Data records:
"""
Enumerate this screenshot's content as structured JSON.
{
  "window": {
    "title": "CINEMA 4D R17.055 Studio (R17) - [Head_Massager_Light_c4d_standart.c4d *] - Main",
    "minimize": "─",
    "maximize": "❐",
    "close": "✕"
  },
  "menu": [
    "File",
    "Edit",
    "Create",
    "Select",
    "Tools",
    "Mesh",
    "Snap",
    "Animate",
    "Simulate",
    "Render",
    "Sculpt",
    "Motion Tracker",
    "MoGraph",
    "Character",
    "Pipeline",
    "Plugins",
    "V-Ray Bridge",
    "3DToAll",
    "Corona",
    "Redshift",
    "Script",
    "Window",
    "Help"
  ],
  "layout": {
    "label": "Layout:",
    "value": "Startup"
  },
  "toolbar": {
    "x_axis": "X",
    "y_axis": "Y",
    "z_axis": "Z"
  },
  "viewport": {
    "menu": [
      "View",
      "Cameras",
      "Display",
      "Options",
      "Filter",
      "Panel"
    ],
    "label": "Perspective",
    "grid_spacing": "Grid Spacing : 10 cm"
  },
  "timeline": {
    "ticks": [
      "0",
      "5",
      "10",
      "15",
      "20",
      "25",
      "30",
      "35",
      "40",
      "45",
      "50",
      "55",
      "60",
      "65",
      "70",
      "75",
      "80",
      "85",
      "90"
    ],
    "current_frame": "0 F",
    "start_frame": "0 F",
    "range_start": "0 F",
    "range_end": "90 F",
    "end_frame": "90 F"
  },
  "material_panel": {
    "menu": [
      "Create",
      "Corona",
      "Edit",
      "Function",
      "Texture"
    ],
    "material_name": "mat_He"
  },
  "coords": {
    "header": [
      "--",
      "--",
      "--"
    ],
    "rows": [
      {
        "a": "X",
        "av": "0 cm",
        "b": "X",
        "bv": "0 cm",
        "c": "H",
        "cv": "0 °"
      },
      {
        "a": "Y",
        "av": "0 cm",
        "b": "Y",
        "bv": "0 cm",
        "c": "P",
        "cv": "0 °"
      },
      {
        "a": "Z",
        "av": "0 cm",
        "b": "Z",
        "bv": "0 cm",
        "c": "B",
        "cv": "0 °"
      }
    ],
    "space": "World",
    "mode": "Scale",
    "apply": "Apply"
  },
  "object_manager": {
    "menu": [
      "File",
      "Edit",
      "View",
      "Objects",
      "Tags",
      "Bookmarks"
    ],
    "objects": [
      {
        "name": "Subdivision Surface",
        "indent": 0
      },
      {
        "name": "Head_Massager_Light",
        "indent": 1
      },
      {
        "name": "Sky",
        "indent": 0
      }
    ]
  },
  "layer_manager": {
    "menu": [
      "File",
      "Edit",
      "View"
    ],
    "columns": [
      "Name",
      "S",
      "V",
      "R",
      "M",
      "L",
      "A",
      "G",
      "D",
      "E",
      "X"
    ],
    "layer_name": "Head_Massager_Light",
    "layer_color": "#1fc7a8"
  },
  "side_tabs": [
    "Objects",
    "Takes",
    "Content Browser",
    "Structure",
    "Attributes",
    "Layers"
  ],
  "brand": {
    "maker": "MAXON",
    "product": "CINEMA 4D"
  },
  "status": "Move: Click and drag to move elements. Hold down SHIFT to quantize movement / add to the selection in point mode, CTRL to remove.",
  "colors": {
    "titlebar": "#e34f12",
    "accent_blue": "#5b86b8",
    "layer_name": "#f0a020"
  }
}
"""
**Directions for this task:** Exactly as written, please output every entry.

**Written response:**
Enumerate this screenshot's content as structured JSON.
{
  "window": {
    "title": "CINEMA 4D R17.055 Studio (R17) - [Head_Massager_Light_c4d_standart.c4d *] - Main",
    "minimize": "─",
    "maximize": "❐",
    "close": "✕"
  },
  "menu": [
    "File",
    "Edit",
    "Create",
    "Select",
    "Tools",
    "Mesh",
    "Snap",
    "Animate",
    "Simulate",
    "Render",
    "Sculpt",
    "Motion Tracker",
    "MoGraph",
    "Character",
    "Pipeline",
    "Plugins",
    "V-Ray Bridge",
    "3DToAll",
    "Corona",
    "Redshift",
    "Script",
    "Window",
    "Help"
  ],
  "layout": {
    "label": "Layout:",
    "value": "Startup"
  },
  "toolbar": {
    "x_axis": "X",
    "y_axis": "Y",
    "z_axis": "Z"
  },
  "viewport": {
    "menu": [
      "View",
      "Cameras",
      "Display",
      "Options",
      "Filter",
      "Panel"
    ],
    "label": "Perspective",
    "grid_spacing": "Grid Spacing : 10 cm"
  },
  "timeline": {
    "ticks": [
      "0",
      "5",
      "10",
      "15",
      "20",
      "25",
      "30",
      "35",
      "40",
      "45",
      "50",
      "55",
      "60",
      "65",
      "70",
      "75",
      "80",
      "85",
      "90"
    ],
    "current_frame": "0 F",
    "start_frame": "0 F",
    "range_start": "0 F",
    "range_end": "90 F",
    "end_frame": "90 F"
  },
  "material_panel": {
    "menu": [
      "Create",
      "Corona",
      "Edit",
      "Function",
      "Texture"
    ],
    "material_name": "mat_He"
  },
  "coords": {
    "header": [
      "--",
      "--",
      "--"
    ],
    "rows": [
      {
        "a": "X",
        "av": "0 cm",
        "b": "X",
        "bv": "0 cm",
        "c": "H",
        "cv": "0 °"
      },
      {
        "a": "Y",
        "av": "0 cm",
        "b": "Y",
        "bv": "0 cm",
        "c": "P",
        "cv": "0 °"
      },
      {
        "a": "Z",
        "av": "0 cm",
        "b": "Z",
        "bv": "0 cm",
        "c": "B",
        "cv": "0 °"
      }
    ],
    "space": "World",
    "mode": "Scale",
    "apply": "Apply"
  },
  "object_manager": {
    "menu": [
      "File",
      "Edit",
      "View",
      "Objects",
      "Tags",
      "Bookmarks"
    ],
    "objects": [
      {
        "name": "Subdivision Surface",
        "indent": 0
      },
      {
        "name": "Head_Massager_Light",
        "indent": 1
      },
      {
        "name": "Sky",
        "indent": 0
      }
    ]
  },
  "layer_manager": {
    "menu": [
      "File",
      "Edit",
      "View"
    ],
    "columns": [
      "Name",
      "S",
      "V",
      "R",
      "M",
      "L",
      "A",
      "G",
      "D",
      "E",
      "X"
    ],
    "layer_name": "Head_Massager_Light",
    "layer_color": "#1fc7a8"
  },
  "side_tabs": [
    "Objects",
    "Takes",
    "Content Browser",
    "Structure",
    "Attributes",
    "Layers"
  ],
  "brand": {
    "maker": "MAXON",
    "product": "CINEMA 4D"
  },
  "status": "Move: Click and drag to move elements. Hold down SHIFT to quantize movement / add to the selection in point mode, CTRL to remove.",
  "colors": {
    "titlebar": "#e34f12",
    "accent_blue": "#5b86b8",
    "layer_name": "#f0a020"
  }
}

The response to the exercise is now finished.